● TEKST ŹRÓDŁOWY:
------

Nigdy nie byłem w tym rejonie Polski, nikogo tam nie znam. Gdy dojechałem na miejsce, musiałem zasięgnąć „języka”. Nie było łatwo, bo wielu ludzi, widząc dziennikarza pytającego o uchodźców, zwyczajnie nie chce z nim rozmawiać. W końcu jeden mężczyzna poradził mi, bym skontaktował się z tutejszym lokalnym portalem „isokolka.eu” – tam mają wiedzę o wszystkim, co się w Sokółce i okolicznych lasach dzieje.
Zadzwoniłem, licząc na spotkanie i rozmowę. Mężczyzna, który odebrał telefon, był bardzo oficjalny. Zapytany o ludzi, którzy przedostali się na polską stronę i koczują teraz w lasach, odpowiedział – tu nie ma żadnych imigrantów, wprowadzono pana w błąd. By nie było żadnych wątpliwości od razu wyjaśnił, że w Sokółce ludność popiera działania Straży Granicznej, policji i wojska, a imigrantów to mogę szukać, ale na Południu Polski.

Nie dałem wiary. W hotelu, w którym miałem nocleg, było pełno ludzi. Wydawałoby się, że zamknięcie granicy powinno przysporzyć hotelarzom problemów z obłożeniem pokoi gośćmi, ale jest wręcz przeciwnie, choć zwykle o tej porze roku turyści tu nie przyjeżdżają, to niełatwo znaleźć jakieś wolne miejsca. A to dlatego, że hotele zajmują teraz albo policjanci, albo dziennikarze i wolontariusze z organizacji niosących pomoc imigrantom w sokołowskich lasach.
Mieszkaniec Sokółki, Dariusz Chomiuk, z którym dłużej rozmawiałem, twierdzi, że życie ludzi w mieście zbytnio nie uległo zmianie. Za pewne niedogodności uznaje większą obecność policji i wojska w mieście, czy codzienne wielokrotne przejazdy na sygnale kolumn radiowozów. Inaczej jest jak mówi w przygranicznej Kuźnicy czy Krynkach. Tam niektórzy przedsiębiorcy ucierpieli na ograniczeniach.

Ale tamtejsze sklepy to, co straciły na zakupach Białorusinów, rekompensują sobie na zakupach, jakich dokonują teraz policjanci czy żołnierze.

------

● DOSTARCZONE DANE:

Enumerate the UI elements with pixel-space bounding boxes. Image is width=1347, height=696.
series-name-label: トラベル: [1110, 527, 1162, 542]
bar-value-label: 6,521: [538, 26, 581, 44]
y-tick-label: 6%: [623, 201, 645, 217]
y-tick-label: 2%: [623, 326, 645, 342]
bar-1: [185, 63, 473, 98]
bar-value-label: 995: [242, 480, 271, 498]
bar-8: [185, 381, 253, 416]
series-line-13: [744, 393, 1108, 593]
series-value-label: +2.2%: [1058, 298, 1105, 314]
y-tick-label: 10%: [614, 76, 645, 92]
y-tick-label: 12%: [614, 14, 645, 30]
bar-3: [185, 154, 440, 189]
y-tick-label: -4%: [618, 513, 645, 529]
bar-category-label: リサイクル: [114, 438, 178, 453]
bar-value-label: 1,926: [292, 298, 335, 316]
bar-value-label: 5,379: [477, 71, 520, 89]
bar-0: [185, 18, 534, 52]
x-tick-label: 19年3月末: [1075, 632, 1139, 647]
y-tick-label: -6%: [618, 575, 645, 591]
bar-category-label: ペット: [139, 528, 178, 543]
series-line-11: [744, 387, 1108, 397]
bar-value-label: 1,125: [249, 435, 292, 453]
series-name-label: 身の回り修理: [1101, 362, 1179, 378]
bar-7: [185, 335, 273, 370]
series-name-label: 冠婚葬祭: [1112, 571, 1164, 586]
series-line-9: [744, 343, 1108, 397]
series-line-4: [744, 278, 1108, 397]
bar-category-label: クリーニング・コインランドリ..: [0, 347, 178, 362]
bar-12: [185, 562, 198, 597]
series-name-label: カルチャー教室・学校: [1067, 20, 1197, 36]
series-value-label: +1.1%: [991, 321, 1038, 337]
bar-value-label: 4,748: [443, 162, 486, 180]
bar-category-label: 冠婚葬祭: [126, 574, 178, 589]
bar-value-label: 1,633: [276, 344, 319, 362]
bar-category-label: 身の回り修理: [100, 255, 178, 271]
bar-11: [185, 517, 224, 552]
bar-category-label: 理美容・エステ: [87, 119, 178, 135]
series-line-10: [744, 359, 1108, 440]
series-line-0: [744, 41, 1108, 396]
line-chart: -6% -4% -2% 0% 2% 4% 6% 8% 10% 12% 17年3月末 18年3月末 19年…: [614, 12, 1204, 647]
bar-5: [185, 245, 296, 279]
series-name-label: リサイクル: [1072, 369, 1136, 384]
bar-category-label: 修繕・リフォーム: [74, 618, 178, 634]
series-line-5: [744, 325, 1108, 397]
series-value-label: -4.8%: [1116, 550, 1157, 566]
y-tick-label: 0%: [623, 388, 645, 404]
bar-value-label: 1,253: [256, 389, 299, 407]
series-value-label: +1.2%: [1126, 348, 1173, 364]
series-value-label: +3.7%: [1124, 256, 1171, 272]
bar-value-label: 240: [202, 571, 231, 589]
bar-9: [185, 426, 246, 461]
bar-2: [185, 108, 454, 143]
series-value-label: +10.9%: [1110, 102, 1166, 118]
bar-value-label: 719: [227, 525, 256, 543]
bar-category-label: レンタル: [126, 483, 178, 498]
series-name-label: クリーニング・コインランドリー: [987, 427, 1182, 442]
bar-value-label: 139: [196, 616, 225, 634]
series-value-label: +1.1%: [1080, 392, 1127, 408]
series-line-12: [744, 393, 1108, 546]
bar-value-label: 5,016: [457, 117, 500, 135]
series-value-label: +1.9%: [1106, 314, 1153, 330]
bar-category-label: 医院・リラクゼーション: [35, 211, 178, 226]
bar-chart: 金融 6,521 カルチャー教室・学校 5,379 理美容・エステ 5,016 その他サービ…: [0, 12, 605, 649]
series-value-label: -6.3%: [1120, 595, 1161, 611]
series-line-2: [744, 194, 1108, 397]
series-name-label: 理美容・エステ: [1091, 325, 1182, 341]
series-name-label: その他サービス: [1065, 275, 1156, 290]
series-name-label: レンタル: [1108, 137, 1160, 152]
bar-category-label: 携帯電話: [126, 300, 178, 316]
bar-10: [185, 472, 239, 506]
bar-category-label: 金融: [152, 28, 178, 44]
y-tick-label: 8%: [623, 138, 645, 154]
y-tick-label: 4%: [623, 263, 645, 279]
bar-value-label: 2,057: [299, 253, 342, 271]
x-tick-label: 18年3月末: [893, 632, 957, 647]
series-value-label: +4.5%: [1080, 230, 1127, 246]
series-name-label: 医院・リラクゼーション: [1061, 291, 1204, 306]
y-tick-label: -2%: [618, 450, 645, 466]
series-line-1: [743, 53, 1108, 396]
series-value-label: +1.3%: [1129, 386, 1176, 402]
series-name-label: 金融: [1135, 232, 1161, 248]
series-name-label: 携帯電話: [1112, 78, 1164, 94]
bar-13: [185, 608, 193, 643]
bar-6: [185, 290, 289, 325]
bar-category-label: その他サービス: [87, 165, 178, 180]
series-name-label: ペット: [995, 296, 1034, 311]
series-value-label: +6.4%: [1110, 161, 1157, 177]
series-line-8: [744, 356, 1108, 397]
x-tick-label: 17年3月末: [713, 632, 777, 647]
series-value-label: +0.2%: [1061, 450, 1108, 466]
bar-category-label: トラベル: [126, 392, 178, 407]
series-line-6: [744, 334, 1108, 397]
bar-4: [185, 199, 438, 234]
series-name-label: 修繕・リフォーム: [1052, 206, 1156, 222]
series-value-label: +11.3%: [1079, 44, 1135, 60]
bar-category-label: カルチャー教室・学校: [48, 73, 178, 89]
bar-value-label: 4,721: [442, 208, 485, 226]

------

● ZADANIA:
1. Jaki portal doradził autorowi jeden z mężczyzn według tekstu o Sokółce?
2. Zaktualizuj fragment tekstu o Sokółce od „Mieszkaniec Sokółki, Dariusz Chomiuk, z” aż do „ucierpieli na ograniczeniach.” włącznie. Słowo „wojska” zamień na „żandarmerii”.
3. Dopisz dalszy ciąg tekstu o Sokółce, zaczynając po jego ostatnim zdaniu.
Listing nie ma związku z tekstem o Sokółce.

● ODPOWIEDZI:
1. Lokalny portal „isokolka.eu”.

2.
Mieszkaniec Sokółki, Dariusz Chomiuk, z którym dłużej rozmawiałem, twierdzi, że życie ludzi w mieście zbytnio nie uległo zmianie. Za pewne niedogodności uznaje większą obecność policji i żandarmerii w mieście, czy codzienne wielokrotne przejazdy na sygnale kolumn radiowozów. Inaczej jest jak mówi w przygranicznej Kuźnicy czy Krynkach. Tam niektórzy przedsiębiorcy ucierpieli na ograniczeniach.

3.
Istnieje oczywiście pewien niepokój wywołany przez te wszystkie okoliczności, który wzmacniają też różne fake newsy, plotki, a incydentalne zdarzenia urastają do rangi wielkich problemów. Ciężko w tym wszystkim oddzielić prawdę od kłamstw. Na pewno, jak mówi mój rozmówca, ci, co mieszkają dalej od zwartych zabudowań, boją się, że ktoś w nocy zapuka do ich drzwi. Twierdzi, że jacyś ludzie kryli się w polach kukurydzy czy na cmentarzach w oczekiwaniu na kurierów, którzy mają ich powieźć dalej.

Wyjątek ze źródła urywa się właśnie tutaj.